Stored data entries
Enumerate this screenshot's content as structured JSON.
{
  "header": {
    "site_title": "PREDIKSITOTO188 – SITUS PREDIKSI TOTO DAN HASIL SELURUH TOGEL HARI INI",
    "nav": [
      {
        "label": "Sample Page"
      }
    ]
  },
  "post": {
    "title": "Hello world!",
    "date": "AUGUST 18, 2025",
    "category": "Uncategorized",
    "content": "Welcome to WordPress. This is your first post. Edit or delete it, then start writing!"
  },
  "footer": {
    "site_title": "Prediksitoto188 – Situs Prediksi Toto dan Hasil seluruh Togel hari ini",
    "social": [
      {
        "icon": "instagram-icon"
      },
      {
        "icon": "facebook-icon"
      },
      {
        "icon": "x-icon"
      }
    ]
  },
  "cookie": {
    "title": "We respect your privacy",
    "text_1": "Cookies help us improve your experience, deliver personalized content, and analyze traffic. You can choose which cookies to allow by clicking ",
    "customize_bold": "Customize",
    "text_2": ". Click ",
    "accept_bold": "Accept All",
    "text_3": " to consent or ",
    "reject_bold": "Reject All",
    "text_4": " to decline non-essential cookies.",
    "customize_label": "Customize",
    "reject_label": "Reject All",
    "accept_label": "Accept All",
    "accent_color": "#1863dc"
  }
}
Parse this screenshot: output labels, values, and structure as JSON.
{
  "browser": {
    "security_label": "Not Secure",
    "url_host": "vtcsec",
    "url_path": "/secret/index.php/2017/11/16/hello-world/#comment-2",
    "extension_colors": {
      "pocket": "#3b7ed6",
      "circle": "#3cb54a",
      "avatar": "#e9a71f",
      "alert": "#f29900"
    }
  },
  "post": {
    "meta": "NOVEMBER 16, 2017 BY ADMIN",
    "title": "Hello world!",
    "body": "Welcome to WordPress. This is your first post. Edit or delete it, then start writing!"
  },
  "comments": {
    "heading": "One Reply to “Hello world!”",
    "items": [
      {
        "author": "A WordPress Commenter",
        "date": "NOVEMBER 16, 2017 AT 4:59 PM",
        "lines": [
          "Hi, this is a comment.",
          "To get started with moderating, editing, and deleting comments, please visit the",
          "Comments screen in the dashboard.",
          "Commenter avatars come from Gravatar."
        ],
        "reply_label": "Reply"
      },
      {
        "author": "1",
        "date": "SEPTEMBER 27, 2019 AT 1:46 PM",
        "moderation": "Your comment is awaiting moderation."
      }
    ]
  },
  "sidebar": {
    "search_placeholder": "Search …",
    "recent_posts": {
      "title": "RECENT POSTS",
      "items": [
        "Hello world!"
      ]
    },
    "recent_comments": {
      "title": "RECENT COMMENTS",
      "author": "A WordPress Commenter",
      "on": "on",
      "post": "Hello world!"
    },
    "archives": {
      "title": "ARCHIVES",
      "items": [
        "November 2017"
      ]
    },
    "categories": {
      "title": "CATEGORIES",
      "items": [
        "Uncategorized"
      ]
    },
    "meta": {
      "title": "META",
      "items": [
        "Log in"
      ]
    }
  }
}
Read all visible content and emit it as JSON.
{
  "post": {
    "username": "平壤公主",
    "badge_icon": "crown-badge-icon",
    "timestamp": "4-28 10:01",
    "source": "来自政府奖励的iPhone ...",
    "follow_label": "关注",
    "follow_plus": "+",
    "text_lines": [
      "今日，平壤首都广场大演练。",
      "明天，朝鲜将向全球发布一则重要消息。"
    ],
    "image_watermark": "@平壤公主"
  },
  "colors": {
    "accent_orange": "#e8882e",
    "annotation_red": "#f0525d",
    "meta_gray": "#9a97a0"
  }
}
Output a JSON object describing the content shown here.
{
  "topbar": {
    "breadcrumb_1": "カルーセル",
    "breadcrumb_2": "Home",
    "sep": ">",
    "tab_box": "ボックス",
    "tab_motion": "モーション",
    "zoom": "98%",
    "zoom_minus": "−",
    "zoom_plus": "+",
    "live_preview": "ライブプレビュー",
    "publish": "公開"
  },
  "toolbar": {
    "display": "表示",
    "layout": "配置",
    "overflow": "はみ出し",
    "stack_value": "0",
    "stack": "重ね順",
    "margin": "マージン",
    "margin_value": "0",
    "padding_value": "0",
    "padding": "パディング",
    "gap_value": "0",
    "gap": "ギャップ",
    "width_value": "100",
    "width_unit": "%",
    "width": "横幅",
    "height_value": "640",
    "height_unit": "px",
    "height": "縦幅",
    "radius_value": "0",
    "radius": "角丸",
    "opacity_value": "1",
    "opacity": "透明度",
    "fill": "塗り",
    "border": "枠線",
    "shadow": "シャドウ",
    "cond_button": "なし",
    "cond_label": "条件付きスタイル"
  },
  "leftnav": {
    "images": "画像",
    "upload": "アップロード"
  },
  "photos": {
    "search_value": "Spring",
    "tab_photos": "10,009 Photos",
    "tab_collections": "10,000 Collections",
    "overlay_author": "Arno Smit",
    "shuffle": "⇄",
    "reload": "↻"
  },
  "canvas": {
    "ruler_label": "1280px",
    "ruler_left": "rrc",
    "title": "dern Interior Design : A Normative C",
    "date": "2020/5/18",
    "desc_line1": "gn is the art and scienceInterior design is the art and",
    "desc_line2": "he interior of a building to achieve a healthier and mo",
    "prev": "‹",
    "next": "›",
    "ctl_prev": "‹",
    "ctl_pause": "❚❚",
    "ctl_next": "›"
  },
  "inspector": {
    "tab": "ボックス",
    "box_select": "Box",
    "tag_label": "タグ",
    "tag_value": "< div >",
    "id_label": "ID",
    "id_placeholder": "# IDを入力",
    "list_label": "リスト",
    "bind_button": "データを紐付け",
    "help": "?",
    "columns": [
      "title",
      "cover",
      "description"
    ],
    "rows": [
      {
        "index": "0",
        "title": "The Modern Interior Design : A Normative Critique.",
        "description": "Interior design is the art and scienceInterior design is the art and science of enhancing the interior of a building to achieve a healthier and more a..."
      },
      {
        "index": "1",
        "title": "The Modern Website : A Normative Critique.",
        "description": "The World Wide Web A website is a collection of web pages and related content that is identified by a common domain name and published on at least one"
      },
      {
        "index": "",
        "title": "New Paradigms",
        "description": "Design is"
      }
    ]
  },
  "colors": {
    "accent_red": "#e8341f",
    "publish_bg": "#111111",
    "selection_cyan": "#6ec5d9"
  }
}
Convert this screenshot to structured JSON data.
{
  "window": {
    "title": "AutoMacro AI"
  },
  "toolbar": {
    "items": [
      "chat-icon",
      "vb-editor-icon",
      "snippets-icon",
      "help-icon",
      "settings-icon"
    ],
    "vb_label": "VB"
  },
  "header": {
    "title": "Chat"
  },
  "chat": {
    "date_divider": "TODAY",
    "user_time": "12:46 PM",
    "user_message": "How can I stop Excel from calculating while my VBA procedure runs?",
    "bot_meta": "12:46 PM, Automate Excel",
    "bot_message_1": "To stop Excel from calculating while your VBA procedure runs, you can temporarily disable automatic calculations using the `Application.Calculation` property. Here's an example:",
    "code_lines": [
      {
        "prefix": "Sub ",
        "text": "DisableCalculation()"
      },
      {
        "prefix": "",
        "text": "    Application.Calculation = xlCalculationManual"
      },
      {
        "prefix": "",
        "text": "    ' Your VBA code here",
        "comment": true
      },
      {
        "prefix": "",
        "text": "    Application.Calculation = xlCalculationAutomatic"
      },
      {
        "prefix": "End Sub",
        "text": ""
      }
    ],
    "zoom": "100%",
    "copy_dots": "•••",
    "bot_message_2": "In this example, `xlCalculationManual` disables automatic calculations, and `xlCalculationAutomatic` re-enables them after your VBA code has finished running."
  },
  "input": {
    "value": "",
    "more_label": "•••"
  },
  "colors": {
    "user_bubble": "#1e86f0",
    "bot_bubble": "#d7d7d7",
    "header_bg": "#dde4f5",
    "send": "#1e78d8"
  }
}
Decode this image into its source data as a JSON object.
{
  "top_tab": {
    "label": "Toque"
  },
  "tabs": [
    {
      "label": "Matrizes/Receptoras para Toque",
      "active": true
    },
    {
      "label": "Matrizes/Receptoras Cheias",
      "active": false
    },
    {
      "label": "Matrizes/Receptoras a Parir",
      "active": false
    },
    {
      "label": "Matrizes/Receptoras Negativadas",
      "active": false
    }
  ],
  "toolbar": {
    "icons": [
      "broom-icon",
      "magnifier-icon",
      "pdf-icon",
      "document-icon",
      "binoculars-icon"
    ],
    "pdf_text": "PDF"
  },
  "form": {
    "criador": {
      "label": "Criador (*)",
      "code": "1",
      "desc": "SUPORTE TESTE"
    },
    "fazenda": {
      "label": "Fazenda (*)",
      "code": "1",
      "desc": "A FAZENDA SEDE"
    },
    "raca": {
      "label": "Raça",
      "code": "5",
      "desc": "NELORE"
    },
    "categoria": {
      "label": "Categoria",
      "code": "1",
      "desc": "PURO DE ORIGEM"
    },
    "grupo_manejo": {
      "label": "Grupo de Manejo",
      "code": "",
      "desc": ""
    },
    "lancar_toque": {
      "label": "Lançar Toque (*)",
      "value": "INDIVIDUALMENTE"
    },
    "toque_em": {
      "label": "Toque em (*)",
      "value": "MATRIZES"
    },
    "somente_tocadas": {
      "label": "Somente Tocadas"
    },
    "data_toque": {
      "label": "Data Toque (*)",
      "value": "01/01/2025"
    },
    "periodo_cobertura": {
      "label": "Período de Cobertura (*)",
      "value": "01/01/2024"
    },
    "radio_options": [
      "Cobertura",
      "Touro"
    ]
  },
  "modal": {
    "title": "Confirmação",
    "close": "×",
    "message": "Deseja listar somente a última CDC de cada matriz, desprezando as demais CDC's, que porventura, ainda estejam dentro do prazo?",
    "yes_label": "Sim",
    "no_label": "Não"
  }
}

● **What is asked**
Pick out every line with the string "cookies" and copy it.

● **Correct result**
    "text_1": "Cookies help us improve your experience, deliver personalized content, and analyze traffic. You can choose which cookies to allow by clicking ",
    "text_4": " to decline non-essential cookies.",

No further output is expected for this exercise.